- [Do this]
Which lines in the data below contain the string "clear"? Gather every one of them and copy each line in full.

- [Available records]
-.-.-
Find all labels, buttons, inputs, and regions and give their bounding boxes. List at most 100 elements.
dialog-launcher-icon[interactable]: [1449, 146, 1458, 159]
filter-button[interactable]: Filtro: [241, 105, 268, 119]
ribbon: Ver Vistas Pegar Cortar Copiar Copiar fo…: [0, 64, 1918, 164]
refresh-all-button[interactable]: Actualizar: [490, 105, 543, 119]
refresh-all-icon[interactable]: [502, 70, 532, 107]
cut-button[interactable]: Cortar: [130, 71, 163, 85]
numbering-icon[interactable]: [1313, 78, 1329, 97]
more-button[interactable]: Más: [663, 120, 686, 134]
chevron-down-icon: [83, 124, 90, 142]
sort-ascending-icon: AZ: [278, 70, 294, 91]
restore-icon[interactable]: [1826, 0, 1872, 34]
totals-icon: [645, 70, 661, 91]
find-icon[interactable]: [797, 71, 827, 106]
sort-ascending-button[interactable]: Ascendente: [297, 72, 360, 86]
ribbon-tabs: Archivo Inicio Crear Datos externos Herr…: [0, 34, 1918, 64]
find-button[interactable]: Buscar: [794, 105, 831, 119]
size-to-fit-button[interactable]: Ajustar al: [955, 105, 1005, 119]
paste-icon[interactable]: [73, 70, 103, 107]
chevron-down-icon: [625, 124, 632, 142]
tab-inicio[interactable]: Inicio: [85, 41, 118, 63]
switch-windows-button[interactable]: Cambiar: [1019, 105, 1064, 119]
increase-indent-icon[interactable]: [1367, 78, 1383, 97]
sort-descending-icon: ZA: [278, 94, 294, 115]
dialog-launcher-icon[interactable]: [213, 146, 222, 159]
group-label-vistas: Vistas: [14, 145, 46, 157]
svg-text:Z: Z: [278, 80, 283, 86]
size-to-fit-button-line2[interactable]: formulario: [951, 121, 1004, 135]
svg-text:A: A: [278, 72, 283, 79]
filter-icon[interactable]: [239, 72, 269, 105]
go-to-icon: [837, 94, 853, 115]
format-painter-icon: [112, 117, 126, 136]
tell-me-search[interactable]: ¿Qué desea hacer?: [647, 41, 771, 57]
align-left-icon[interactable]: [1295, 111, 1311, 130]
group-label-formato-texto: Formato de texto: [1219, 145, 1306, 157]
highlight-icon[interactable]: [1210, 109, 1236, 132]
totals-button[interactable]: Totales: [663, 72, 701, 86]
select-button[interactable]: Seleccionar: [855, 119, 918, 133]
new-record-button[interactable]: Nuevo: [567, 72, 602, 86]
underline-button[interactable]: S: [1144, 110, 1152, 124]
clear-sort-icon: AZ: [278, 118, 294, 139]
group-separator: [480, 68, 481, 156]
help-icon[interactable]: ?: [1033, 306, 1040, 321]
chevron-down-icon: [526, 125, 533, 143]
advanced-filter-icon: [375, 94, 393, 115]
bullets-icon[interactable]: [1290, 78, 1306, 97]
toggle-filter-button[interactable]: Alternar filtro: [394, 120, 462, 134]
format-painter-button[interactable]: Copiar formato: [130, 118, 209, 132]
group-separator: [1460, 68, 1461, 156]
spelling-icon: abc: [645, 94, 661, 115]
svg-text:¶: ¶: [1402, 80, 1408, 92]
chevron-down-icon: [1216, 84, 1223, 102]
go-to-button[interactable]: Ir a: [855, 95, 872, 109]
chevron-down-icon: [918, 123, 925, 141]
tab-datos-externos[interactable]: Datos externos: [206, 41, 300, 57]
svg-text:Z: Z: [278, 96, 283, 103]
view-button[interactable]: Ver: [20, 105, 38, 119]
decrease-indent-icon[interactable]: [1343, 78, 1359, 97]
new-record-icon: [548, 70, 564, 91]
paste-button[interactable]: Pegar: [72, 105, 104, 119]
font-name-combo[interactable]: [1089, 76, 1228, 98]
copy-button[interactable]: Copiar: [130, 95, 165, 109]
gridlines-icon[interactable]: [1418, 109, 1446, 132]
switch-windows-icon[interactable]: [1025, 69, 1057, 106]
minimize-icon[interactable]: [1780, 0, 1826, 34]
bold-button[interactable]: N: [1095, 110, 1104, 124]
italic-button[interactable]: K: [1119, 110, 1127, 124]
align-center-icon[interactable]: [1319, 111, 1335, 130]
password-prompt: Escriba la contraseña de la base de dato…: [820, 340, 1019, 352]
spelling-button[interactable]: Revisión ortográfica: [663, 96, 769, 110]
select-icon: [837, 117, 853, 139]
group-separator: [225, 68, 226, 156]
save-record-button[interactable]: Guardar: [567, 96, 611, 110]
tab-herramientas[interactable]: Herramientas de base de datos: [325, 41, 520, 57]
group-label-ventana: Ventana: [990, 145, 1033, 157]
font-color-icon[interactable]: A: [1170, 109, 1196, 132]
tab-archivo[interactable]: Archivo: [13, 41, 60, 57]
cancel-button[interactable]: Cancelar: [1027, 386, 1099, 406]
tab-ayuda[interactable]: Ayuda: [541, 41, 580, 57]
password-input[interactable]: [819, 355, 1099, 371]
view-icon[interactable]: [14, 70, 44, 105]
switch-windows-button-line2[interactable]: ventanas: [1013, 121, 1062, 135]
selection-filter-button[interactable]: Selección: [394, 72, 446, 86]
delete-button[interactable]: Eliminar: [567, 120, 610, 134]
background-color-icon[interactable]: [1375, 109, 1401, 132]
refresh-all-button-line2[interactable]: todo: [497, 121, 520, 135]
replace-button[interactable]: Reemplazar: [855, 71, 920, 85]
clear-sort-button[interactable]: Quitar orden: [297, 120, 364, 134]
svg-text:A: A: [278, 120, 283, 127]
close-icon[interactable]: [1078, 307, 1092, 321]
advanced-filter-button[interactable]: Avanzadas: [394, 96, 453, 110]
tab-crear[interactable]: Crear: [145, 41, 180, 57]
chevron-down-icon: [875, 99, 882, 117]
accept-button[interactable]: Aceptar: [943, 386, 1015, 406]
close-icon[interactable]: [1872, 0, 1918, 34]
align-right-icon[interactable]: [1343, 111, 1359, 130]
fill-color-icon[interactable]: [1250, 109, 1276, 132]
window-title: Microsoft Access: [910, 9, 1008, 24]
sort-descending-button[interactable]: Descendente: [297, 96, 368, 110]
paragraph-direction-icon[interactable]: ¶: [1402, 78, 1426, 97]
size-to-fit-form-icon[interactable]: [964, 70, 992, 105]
-.-.-
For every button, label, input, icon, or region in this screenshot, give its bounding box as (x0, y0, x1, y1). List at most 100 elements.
-.-.-
- [The output]
clear-sort-icon: AZ: [278, 118, 294, 139]
clear-sort-button[interactable]: Quitar orden: [297, 120, 364, 134]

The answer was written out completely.